AVAILABLE RECORDS:
○ ○ ○

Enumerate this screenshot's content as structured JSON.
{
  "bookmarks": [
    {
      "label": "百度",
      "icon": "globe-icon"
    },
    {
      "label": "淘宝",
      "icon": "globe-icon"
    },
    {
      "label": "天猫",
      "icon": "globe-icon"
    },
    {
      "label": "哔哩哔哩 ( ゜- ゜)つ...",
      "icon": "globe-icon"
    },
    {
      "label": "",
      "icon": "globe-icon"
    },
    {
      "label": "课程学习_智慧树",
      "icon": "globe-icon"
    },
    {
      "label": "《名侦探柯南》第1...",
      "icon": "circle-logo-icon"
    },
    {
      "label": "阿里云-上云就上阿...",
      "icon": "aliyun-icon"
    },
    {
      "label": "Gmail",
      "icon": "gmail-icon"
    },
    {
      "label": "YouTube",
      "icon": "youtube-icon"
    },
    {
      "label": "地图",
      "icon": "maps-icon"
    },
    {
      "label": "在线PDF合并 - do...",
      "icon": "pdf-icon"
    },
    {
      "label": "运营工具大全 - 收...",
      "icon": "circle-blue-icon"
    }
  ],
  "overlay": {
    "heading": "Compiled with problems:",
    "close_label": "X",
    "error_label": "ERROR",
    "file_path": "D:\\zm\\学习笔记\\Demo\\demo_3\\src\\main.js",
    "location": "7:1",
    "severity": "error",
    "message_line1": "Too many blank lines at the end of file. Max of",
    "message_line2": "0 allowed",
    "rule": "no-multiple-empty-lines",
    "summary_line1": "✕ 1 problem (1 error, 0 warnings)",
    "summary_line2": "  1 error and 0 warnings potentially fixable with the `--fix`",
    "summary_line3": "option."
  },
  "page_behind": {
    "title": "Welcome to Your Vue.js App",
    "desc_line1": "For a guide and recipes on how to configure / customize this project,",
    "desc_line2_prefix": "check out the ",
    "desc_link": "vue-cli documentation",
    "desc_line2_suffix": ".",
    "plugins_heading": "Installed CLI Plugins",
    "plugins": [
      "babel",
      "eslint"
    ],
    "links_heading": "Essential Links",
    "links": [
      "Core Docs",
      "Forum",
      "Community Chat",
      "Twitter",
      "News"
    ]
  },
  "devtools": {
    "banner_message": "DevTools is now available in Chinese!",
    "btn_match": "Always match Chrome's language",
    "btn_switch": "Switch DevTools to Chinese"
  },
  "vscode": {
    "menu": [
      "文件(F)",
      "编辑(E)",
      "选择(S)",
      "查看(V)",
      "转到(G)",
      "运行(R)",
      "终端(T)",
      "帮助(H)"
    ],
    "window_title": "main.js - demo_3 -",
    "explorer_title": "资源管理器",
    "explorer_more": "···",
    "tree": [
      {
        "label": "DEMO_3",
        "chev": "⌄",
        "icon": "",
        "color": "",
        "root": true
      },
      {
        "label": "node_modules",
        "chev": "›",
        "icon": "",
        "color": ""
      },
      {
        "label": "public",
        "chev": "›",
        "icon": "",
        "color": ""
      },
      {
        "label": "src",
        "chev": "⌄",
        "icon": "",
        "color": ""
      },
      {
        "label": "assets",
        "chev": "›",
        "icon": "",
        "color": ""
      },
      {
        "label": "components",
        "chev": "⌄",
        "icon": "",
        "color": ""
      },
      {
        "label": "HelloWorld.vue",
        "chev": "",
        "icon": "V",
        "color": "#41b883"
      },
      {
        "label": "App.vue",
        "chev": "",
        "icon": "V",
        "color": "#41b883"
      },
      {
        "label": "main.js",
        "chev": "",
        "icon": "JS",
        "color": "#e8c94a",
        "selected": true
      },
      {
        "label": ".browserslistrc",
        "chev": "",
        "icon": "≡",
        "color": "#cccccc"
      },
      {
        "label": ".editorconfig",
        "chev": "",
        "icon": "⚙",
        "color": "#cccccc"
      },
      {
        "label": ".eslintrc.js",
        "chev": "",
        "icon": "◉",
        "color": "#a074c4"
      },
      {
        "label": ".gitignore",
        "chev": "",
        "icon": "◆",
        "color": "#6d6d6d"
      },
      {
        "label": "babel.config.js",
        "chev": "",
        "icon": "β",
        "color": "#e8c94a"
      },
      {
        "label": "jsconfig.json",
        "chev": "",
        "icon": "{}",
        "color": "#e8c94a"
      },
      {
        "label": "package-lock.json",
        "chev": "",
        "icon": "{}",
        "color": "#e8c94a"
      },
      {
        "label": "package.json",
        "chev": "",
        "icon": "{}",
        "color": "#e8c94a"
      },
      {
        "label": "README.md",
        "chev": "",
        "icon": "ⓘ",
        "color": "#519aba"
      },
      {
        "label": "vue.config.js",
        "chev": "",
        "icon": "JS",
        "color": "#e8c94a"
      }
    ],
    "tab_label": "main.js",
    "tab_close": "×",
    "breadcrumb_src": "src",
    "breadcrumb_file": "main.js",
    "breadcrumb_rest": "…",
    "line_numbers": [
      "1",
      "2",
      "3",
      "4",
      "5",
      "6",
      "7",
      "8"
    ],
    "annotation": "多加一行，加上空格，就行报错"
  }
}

○ ○ ○

GOAL OF THE EXERCISE: Extract, from the material above, each line holding the word "warnings".

FULL OUTPUT:
    "summary_line1": "✕ 1 problem (1 error, 0 warnings)",
    "summary_line2": "  1 error and 0 warnings potentially fixable with the `--fix`",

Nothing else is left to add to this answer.